#### To be done
Reproduce the listing verbatim from its first line through the line with "table-row [69, 218, 431, 252]", including both of those lines.

#### Records for the task
----------

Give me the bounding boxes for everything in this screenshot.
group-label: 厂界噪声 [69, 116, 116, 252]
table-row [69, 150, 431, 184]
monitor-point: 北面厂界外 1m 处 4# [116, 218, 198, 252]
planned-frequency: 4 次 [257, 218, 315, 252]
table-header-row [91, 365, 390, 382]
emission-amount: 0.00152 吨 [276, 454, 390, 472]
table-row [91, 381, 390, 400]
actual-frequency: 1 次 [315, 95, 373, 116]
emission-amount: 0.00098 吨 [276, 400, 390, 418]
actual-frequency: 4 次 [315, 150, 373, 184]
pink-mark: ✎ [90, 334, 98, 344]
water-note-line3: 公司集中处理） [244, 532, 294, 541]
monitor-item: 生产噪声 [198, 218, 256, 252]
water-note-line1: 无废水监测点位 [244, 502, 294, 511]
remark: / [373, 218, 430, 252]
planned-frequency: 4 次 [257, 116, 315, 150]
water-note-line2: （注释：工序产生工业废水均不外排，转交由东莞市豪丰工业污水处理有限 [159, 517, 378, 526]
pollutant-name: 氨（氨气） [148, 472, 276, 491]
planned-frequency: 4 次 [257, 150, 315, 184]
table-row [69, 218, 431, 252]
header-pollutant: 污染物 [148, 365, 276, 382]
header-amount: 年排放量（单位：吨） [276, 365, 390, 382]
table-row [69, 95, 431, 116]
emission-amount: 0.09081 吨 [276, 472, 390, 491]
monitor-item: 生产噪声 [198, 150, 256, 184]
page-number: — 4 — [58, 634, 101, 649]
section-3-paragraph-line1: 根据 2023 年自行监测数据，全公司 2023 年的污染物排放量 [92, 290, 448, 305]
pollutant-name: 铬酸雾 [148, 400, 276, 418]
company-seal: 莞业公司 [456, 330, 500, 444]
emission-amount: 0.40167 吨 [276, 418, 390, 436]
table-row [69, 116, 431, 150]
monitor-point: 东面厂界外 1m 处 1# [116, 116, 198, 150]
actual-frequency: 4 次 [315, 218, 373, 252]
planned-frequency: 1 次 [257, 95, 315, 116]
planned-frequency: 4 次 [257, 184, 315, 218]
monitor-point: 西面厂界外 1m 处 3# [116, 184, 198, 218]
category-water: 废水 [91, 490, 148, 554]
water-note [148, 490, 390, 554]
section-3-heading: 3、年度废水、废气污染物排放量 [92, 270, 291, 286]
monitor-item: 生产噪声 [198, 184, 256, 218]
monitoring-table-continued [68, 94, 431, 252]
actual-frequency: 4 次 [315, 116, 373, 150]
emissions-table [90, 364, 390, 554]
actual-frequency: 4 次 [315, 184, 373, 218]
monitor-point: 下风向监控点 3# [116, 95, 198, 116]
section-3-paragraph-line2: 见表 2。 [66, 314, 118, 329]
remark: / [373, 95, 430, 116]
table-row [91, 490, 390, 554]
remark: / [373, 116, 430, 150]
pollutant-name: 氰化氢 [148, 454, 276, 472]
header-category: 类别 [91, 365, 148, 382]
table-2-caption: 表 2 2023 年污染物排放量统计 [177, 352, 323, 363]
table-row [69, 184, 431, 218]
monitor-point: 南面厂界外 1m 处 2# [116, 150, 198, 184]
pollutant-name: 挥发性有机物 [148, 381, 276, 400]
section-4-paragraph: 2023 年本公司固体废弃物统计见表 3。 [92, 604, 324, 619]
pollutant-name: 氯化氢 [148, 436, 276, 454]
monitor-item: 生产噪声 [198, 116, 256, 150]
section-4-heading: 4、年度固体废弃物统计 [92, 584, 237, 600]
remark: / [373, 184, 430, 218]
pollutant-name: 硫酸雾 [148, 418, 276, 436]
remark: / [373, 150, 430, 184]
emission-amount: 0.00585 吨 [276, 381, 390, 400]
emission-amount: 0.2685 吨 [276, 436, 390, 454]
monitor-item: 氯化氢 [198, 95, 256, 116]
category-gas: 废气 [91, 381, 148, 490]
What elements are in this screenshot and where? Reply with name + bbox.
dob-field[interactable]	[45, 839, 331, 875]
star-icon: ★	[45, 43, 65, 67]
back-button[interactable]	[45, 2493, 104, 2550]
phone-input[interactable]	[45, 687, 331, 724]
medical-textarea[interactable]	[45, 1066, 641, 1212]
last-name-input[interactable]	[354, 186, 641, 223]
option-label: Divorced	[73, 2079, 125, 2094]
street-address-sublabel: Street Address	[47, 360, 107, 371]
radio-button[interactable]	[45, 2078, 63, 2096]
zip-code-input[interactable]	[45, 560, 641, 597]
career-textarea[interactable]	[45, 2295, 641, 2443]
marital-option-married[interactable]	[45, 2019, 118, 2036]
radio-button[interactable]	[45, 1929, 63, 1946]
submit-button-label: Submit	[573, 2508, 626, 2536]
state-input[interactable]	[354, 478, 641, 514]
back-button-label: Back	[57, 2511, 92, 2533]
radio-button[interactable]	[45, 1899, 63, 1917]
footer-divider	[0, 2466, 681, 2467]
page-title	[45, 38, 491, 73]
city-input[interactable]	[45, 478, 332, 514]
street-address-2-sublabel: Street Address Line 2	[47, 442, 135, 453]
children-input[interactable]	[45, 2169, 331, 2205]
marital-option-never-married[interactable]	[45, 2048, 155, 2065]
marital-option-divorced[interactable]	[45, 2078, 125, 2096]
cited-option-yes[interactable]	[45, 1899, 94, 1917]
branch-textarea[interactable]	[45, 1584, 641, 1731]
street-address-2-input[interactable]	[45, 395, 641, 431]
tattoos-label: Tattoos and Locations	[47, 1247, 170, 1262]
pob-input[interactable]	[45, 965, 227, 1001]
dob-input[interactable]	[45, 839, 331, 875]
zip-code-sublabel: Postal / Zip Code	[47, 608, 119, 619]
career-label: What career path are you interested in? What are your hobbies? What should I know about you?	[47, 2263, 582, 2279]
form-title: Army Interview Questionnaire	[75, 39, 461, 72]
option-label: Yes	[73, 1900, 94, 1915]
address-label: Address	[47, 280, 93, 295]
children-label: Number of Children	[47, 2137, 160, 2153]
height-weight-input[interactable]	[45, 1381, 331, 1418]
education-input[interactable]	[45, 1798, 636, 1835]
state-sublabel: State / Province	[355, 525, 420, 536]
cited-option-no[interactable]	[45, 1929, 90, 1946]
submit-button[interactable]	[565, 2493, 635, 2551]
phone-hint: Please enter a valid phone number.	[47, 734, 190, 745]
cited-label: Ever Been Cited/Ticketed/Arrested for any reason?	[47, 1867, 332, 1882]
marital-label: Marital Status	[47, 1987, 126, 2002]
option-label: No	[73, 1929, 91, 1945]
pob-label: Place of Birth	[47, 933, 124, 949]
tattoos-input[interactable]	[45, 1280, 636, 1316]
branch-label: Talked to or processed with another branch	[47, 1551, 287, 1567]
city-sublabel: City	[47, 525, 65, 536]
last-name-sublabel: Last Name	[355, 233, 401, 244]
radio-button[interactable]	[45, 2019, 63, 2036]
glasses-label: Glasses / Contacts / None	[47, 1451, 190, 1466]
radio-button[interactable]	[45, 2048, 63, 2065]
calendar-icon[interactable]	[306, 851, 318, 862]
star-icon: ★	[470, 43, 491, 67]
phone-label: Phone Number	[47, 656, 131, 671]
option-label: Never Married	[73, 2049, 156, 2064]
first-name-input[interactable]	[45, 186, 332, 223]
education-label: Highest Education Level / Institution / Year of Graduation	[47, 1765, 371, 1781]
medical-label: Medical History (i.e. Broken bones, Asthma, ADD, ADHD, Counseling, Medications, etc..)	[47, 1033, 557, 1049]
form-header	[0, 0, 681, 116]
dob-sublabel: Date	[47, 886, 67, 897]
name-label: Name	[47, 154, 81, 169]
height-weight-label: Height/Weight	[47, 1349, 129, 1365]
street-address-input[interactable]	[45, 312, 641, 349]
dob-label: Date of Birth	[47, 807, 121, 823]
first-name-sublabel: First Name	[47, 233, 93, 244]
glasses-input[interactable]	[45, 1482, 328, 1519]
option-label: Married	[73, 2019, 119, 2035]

----------

#### Response to this exercise
Give me the bounding boxes for everything in this screenshot.
group-label: 厂界噪声 [69, 116, 116, 252]
table-row [69, 150, 431, 184]
monitor-point: 北面厂界外 1m 处 4# [116, 218, 198, 252]
planned-frequency: 4 次 [257, 218, 315, 252]
table-header-row [91, 365, 390, 382]
emission-amount: 0.00152 吨 [276, 454, 390, 472]
table-row [91, 381, 390, 400]
actual-frequency: 1 次 [315, 95, 373, 116]
emission-amount: 0.00098 吨 [276, 400, 390, 418]
actual-frequency: 4 次 [315, 150, 373, 184]
pink-mark: ✎ [90, 334, 98, 344]
water-note-line3: 公司集中处理） [244, 532, 294, 541]
monitor-item: 生产噪声 [198, 218, 256, 252]
water-note-line1: 无废水监测点位 [244, 502, 294, 511]
remark: / [373, 218, 430, 252]
planned-frequency: 4 次 [257, 116, 315, 150]
water-note-line2: （注释：工序产生工业废水均不外排，转交由东莞市豪丰工业污水处理有限 [159, 517, 378, 526]
pollutant-name: 氨（氨气） [148, 472, 276, 491]
planned-frequency: 4 次 [257, 150, 315, 184]
table-row [69, 218, 431, 252]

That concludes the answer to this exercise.